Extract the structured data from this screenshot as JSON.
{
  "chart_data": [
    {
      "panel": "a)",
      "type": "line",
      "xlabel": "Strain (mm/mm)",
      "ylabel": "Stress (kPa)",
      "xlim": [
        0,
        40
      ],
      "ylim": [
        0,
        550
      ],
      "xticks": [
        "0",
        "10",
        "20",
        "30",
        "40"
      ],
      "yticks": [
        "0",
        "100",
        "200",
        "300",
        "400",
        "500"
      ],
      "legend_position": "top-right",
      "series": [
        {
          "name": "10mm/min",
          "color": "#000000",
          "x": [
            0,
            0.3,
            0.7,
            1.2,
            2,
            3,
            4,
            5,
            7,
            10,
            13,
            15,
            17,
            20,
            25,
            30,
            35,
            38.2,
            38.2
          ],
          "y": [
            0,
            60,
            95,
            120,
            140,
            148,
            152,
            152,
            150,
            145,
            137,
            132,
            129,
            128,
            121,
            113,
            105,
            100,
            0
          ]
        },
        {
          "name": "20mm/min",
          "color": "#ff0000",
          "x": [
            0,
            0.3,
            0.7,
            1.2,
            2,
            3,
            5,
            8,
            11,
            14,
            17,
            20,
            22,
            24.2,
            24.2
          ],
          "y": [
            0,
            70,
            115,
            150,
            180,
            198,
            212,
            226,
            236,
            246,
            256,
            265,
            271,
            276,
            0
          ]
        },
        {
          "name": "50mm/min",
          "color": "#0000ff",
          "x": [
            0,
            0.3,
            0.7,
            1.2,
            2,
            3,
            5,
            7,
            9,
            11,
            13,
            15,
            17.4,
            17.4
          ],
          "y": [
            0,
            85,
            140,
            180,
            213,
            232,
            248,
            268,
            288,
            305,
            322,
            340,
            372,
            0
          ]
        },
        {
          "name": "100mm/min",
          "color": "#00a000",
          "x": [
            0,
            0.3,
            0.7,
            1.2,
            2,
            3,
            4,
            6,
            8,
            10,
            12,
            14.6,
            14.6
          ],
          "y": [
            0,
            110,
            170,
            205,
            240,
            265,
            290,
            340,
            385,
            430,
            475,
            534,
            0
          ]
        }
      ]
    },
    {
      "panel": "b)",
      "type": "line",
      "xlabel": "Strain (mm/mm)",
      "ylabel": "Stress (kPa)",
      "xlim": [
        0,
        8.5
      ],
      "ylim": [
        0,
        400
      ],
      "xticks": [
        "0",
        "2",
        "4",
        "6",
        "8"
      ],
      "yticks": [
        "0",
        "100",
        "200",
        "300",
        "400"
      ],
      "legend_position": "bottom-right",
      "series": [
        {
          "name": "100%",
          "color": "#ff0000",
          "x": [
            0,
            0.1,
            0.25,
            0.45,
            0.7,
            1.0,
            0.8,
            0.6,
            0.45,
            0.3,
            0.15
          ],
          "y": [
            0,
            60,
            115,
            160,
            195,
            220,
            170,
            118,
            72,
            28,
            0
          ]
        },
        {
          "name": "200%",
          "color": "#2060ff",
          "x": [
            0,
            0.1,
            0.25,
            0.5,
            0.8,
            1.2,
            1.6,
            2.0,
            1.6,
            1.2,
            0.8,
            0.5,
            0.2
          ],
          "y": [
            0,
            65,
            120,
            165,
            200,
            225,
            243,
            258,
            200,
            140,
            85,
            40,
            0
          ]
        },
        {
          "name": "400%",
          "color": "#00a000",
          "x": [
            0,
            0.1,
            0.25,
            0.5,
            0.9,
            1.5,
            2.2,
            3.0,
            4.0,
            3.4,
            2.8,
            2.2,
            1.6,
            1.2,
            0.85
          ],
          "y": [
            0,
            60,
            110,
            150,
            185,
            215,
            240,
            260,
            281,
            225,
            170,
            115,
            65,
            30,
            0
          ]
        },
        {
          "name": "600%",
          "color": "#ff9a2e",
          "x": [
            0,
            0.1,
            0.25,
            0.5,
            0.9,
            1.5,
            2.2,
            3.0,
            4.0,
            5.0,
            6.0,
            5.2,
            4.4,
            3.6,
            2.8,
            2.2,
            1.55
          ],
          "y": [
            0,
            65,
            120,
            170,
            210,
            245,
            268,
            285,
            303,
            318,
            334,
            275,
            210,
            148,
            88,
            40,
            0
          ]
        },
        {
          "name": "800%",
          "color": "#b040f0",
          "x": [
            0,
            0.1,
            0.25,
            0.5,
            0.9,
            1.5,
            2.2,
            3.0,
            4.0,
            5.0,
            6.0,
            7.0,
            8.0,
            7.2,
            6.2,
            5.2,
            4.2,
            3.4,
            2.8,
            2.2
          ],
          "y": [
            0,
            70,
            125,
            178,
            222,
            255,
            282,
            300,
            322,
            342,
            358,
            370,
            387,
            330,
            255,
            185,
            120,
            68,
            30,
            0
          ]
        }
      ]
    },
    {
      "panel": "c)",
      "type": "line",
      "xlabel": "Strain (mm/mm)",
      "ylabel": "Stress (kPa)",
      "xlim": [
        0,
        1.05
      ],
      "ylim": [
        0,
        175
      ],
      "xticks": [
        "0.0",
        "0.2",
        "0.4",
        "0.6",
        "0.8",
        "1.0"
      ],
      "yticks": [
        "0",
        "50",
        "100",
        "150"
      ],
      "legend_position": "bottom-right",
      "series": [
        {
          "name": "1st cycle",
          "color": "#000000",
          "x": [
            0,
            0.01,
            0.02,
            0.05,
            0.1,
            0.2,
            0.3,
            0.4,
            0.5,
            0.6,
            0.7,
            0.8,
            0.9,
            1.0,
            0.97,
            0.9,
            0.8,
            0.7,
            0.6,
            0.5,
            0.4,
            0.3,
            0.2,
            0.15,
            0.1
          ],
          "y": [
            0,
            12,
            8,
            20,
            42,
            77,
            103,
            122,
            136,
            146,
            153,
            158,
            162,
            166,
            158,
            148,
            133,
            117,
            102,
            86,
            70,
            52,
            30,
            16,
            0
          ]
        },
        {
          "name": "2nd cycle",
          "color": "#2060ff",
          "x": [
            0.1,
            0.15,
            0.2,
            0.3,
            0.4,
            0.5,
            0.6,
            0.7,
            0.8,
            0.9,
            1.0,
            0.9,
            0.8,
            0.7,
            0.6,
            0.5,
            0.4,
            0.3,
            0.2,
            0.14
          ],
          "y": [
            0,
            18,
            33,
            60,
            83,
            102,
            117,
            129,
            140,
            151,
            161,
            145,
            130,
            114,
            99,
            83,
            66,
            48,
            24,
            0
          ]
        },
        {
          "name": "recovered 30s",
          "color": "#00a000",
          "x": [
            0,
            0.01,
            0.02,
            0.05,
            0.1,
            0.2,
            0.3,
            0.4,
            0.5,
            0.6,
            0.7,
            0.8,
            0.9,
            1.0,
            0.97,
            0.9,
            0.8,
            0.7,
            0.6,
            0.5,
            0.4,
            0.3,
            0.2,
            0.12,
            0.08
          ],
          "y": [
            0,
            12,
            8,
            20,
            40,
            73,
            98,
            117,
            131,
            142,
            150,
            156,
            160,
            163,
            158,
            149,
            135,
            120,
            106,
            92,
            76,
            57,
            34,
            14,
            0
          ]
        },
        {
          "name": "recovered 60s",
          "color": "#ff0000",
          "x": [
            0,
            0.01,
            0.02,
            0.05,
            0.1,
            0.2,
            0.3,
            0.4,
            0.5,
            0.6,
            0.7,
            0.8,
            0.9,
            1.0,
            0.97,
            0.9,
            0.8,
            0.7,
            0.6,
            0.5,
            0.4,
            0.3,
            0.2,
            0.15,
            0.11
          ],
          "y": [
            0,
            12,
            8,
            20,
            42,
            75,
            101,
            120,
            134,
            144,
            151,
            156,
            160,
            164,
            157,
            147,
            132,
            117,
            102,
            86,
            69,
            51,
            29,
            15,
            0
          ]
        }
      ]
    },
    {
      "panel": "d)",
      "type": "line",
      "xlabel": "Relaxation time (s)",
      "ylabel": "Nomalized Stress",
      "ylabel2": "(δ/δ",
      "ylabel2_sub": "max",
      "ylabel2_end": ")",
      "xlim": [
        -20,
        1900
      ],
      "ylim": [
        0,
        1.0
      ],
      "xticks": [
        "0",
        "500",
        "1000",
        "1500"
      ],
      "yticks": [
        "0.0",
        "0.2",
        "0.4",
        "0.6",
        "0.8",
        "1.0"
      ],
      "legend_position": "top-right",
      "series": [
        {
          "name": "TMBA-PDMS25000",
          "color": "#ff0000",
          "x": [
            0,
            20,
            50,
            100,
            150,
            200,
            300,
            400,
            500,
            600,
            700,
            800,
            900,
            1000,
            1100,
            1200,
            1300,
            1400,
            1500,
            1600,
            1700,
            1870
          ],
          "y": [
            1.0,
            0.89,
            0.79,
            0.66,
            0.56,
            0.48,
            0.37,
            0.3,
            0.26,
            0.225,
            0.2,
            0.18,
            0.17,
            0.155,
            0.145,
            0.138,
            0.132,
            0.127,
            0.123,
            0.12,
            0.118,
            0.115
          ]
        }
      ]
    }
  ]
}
• • •
▶ **WORK TO BE COMPLETED**: Pick out the lines above containing the word "recovered", then copy them.

▶ **THE REPLY**:
          "name": "recovered 30s",
          "name": "recovered 60s",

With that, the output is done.